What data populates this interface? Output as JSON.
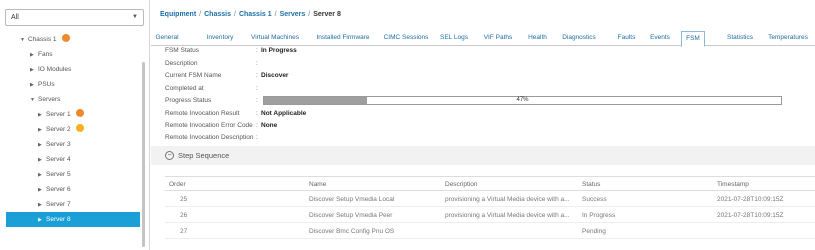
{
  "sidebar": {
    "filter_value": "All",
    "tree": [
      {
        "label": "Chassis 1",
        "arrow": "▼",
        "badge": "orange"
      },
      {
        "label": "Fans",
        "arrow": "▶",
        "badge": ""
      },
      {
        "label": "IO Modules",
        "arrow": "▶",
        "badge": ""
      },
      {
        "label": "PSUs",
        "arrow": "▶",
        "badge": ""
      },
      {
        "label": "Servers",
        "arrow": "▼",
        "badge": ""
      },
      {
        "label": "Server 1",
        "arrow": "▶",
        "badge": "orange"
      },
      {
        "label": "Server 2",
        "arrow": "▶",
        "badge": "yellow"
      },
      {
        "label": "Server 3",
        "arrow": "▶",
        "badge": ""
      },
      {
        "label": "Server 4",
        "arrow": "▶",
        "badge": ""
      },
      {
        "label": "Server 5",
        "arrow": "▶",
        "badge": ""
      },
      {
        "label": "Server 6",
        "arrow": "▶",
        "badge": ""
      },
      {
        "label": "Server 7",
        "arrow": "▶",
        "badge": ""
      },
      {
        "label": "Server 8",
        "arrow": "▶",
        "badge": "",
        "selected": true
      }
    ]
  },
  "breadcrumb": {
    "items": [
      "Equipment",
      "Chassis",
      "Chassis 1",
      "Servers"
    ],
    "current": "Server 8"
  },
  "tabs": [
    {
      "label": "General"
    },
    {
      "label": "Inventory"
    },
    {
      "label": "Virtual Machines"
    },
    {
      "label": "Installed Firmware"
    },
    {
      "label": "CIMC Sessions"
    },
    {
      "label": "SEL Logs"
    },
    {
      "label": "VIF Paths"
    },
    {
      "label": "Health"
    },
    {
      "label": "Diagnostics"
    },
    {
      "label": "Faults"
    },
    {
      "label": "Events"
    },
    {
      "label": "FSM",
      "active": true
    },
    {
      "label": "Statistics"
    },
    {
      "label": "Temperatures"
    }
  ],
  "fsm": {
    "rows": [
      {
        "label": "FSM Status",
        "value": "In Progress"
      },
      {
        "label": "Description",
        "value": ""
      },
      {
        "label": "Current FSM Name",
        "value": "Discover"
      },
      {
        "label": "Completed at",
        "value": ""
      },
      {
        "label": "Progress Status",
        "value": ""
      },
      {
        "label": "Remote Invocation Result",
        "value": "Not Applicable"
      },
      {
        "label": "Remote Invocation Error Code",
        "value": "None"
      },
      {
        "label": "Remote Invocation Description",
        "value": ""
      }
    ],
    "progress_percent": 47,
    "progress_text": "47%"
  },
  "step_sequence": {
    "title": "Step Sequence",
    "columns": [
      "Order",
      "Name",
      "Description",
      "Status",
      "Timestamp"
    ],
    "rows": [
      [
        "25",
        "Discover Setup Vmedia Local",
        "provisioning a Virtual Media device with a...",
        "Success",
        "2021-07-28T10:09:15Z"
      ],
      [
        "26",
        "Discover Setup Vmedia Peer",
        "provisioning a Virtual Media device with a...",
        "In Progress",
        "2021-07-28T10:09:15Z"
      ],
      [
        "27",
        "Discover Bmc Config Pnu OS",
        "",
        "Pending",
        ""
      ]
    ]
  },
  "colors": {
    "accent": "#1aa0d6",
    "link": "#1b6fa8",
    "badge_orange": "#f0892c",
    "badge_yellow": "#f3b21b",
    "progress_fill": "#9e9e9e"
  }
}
┄┄┄┄┄┄
Task requirements:
Among the entries, how many lines contain the string "Remote"? Give the number without anything else.

Solution to this problem:
3